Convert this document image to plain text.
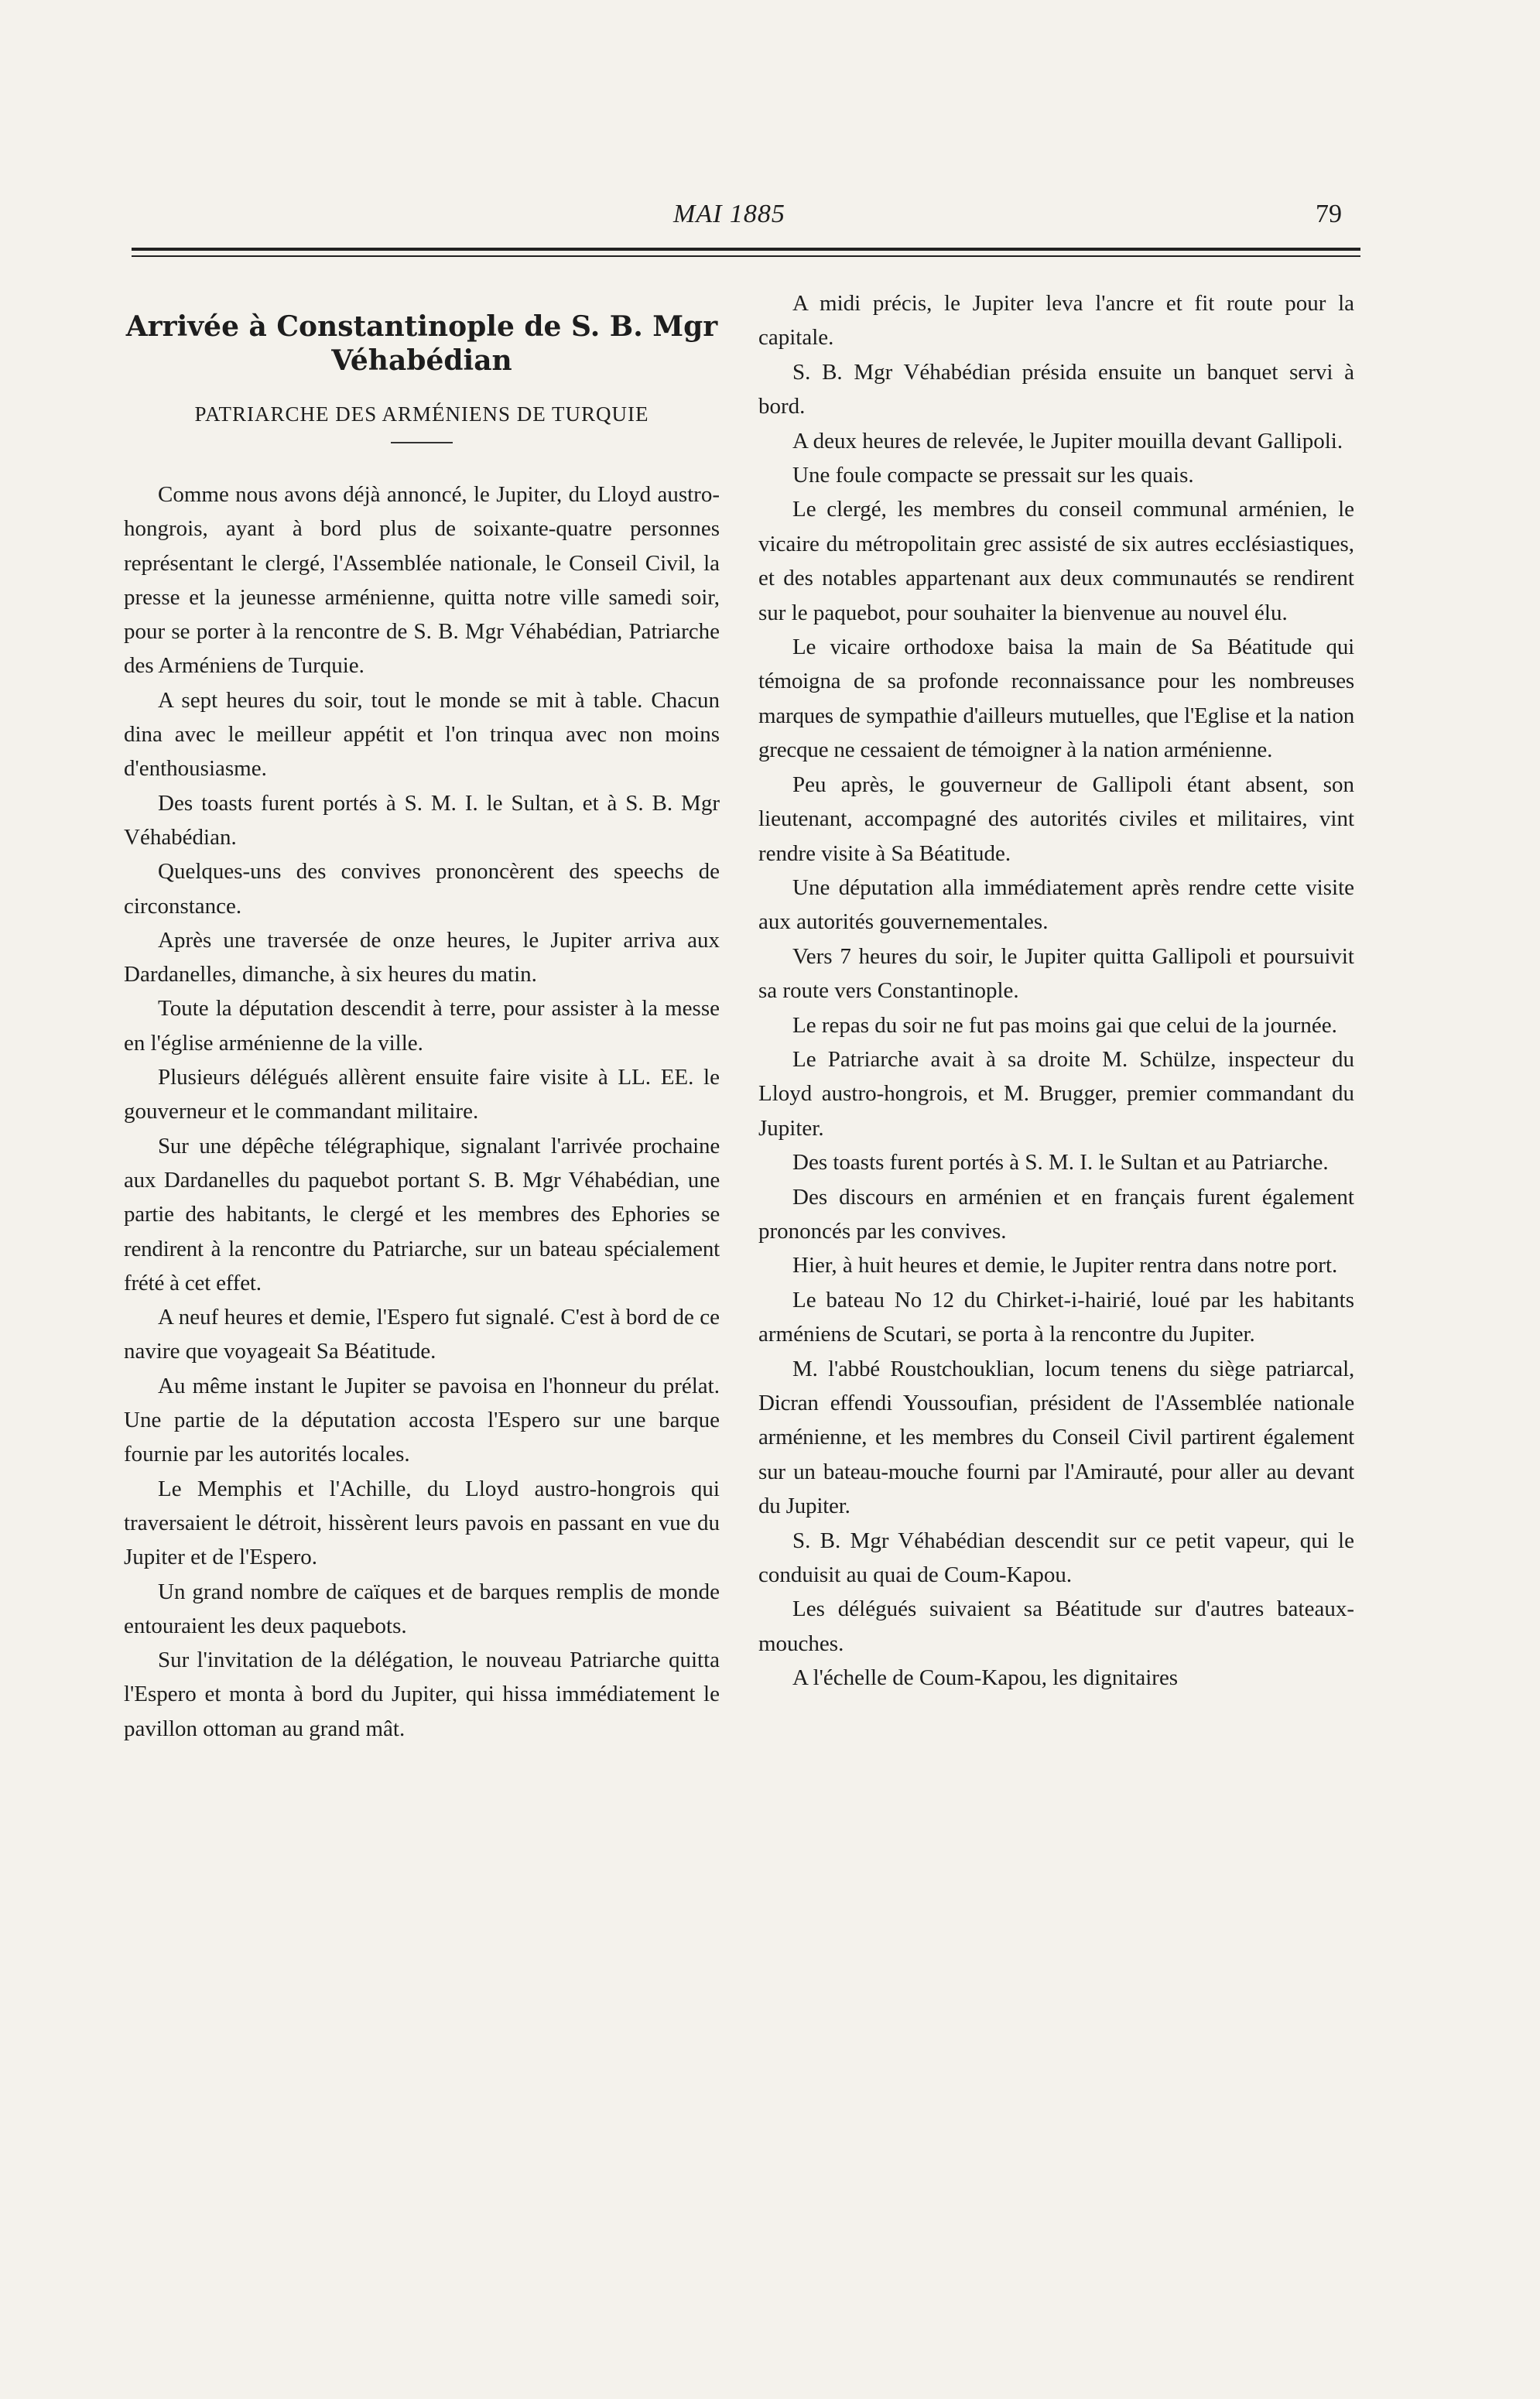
MAI 1885	79
Arrivée à Constantinople de S. B. Mgr
Véhabédian
PATRIARCHE DES ARMÉNIENS DE TURQUIE

Comme nous avons déjà annoncé, le Jupiter, du Lloyd austro-hongrois, ayant à bord plus de soixante-quatre personnes représentant le clergé, l'Assemblée nationale, le Conseil Civil, la presse et la jeunesse arménienne, quitta notre ville samedi soir, pour se porter à la rencontre de S. B. Mgr Véhabédian, Patriarche des Arméniens de Turquie.

A sept heures du soir, tout le monde se mit à table. Chacun dina avec le meilleur appétit et l'on trinqua avec non moins d'enthousiasme.

Des toasts furent portés à S. M. I. le Sultan, et à S. B. Mgr Véhabédian.

Quelques-uns des convives prononcèrent des speechs de circonstance.

Après une traversée de onze heures, le Jupiter arriva aux Dardanelles, dimanche, à six heures du matin.

Toute la députation descendit à terre, pour assister à la messe en l'église arménienne de la ville.

Plusieurs délégués allèrent ensuite faire visite à LL. EE. le gouverneur et le commandant militaire.

Sur une dépêche télégraphique, signalant l'arrivée prochaine aux Dardanelles du paquebot portant S. B. Mgr Véhabédian, une partie des habitants, le clergé et les membres des Ephories se rendirent à la rencontre du Patriarche, sur un bateau spécialement frété à cet effet.

A neuf heures et demie, l'Espero fut signalé. C'est à bord de ce navire que voyageait Sa Béatitude.

Au même instant le Jupiter se pavoisa en l'honneur du prélat. Une partie de la députation accosta l'Espero sur une barque fournie par les autorités locales.

Le Memphis et l'Achille, du Lloyd austro-hongrois qui traversaient le détroit, hissèrent leurs pavois en passant en vue du Jupiter et de l'Espero.

Un grand nombre de caïques et de barques remplis de monde entouraient les deux paquebots.

Sur l'invitation de la délégation, le nouveau Patriarche quitta l'Espero et monta à bord du Jupiter, qui hissa immédiatement le pavillon ottoman au grand mât.

A midi précis, le Jupiter leva l'ancre et fit route pour la capitale.

S. B. Mgr Véhabédian présida ensuite un banquet servi à bord.

A deux heures de relevée, le Jupiter mouilla devant Gallipoli.

Une foule compacte se pressait sur les quais.

Le clergé, les membres du conseil communal arménien, le vicaire du métropolitain grec assisté de six autres ecclésiastiques, et des notables appartenant aux deux communautés se rendirent sur le paquebot, pour souhaiter la bienvenue au nouvel élu.

Le vicaire orthodoxe baisa la main de Sa Béatitude qui témoigna de sa profonde reconnaissance pour les nombreuses marques de sympathie d'ailleurs mutuelles, que l'Eglise et la nation grecque ne cessaient de témoigner à la nation arménienne.

Peu après, le gouverneur de Gallipoli étant absent, son lieutenant, accompagné des autorités civiles et militaires, vint rendre visite à Sa Béatitude.

Une députation alla immédiatement après rendre cette visite aux autorités gouvernementales.

Vers 7 heures du soir, le Jupiter quitta Gallipoli et poursuivit sa route vers Constantinople.

Le repas du soir ne fut pas moins gai que celui de la journée.

Le Patriarche avait à sa droite M. Schülze, inspecteur du Lloyd austro-hongrois, et M. Brugger, premier commandant du Jupiter.

Des toasts furent portés à S. M. I. le Sultan et au Patriarche.

Des discours en arménien et en français furent également prononcés par les convives.

Hier, à huit heures et demie, le Jupiter rentra dans notre port.

Le bateau No 12 du Chirket-i-hairié, loué par les habitants arméniens de Scutari, se porta à la rencontre du Jupiter.

M. l'abbé Roustchouklian, locum tenens du siège patriarcal, Dicran effendi Youssoufian, président de l'Assemblée nationale arménienne, et les membres du Conseil Civil partirent également sur un bateau-mouche fourni par l'Amirauté, pour aller au devant du Jupiter.

S. B. Mgr Véhabédian descendit sur ce petit vapeur, qui le conduisit au quai de Coum-Kapou.

Les délégués suivaient sa Béatitude sur d'autres bateaux-mouches.

A l'échelle de Coum-Kapou, les dignitaires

+ + + +

Exercise brief
Send back the data above word for word, with the pictures left out.

The answer
Convert this document image to plain text.
MAI 1885	79
Arrivée à Constantinople de S. B. Mgr
Véhabédian
PATRIARCHE DES ARMÉNIENS DE TURQUIE

Comme nous avons déjà annoncé, le Jupiter, du Lloyd austro-hongrois, ayant à bord plus de soixante-quatre personnes représentant le clergé, l'Assemblée nationale, le Conseil Civil, la presse et la jeunesse arménienne, quitta notre ville samedi soir, pour se porter à la rencontre de S. B. Mgr Véhabédian, Patriarche des Arméniens de Turquie.

A sept heures du soir, tout le monde se mit à table. Chacun dina avec le meilleur appétit et l'on trinqua avec non moins d'enthousiasme.

Des toasts furent portés à S. M. I. le Sultan, et à S. B. Mgr Véhabédian.

Quelques-uns des convives prononcèrent des speechs de circonstance.

Après une traversée de onze heures, le Jupiter arriva aux Dardanelles, dimanche, à six heures du matin.

Toute la députation descendit à terre, pour assister à la messe en l'église arménienne de la ville.

Plusieurs délégués allèrent ensuite faire visite à LL. EE. le gouverneur et le commandant militaire.

Sur une dépêche télégraphique, signalant l'arrivée prochaine aux Dardanelles du paquebot portant S. B. Mgr Véhabédian, une partie des habitants, le clergé et les membres des Ephories se rendirent à la rencontre du Patriarche, sur un bateau spécialement frété à cet effet.

A neuf heures et demie, l'Espero fut signalé. C'est à bord de ce navire que voyageait Sa Béatitude.

Au même instant le Jupiter se pavoisa en l'honneur du prélat. Une partie de la députation accosta l'Espero sur une barque fournie par les autorités locales.

Le Memphis et l'Achille, du Lloyd austro-hongrois qui traversaient le détroit, hissèrent leurs pavois en passant en vue du Jupiter et de l'Espero.

Un grand nombre de caïques et de barques remplis de monde entouraient les deux paquebots.

Sur l'invitation de la délégation, le nouveau Patriarche quitta l'Espero et monta à bord du Jupiter, qui hissa immédiatement le pavillon ottoman au grand mât.

A midi précis, le Jupiter leva l'ancre et fit route pour la capitale.

S. B. Mgr Véhabédian présida ensuite un banquet servi à bord.

A deux heures de relevée, le Jupiter mouilla devant Gallipoli.

Une foule compacte se pressait sur les quais.

Le clergé, les membres du conseil communal arménien, le vicaire du métropolitain grec assisté de six autres ecclésiastiques, et des notables appartenant aux deux communautés se rendirent sur le paquebot, pour souhaiter la bienvenue au nouvel élu.

Le vicaire orthodoxe baisa la main de Sa Béatitude qui témoigna de sa profonde reconnaissance pour les nombreuses marques de sympathie d'ailleurs mutuelles, que l'Eglise et la nation grecque ne cessaient de témoigner à la nation arménienne.

Peu après, le gouverneur de Gallipoli étant absent, son lieutenant, accompagné des autorités civiles et militaires, vint rendre visite à Sa Béatitude.

Une députation alla immédiatement après rendre cette visite aux autorités gouvernementales.

Vers 7 heures du soir, le Jupiter quitta Gallipoli et poursuivit sa route vers Constantinople.

Le repas du soir ne fut pas moins gai que celui de la journée.

Le Patriarche avait à sa droite M. Schülze, inspecteur du Lloyd austro-hongrois, et M. Brugger, premier commandant du Jupiter.

Des toasts furent portés à S. M. I. le Sultan et au Patriarche.

Des discours en arménien et en français furent également prononcés par les convives.

Hier, à huit heures et demie, le Jupiter rentra dans notre port.

Le bateau No 12 du Chirket-i-hairié, loué par les habitants arméniens de Scutari, se porta à la rencontre du Jupiter.

M. l'abbé Roustchouklian, locum tenens du siège patriarcal, Dicran effendi Youssoufian, président de l'Assemblée nationale arménienne, et les membres du Conseil Civil partirent également sur un bateau-mouche fourni par l'Amirauté, pour aller au devant du Jupiter.

S. B. Mgr Véhabédian descendit sur ce petit vapeur, qui le conduisit au quai de Coum-Kapou.

Les délégués suivaient sa Béatitude sur d'autres bateaux-mouches.

A l'échelle de Coum-Kapou, les dignitaires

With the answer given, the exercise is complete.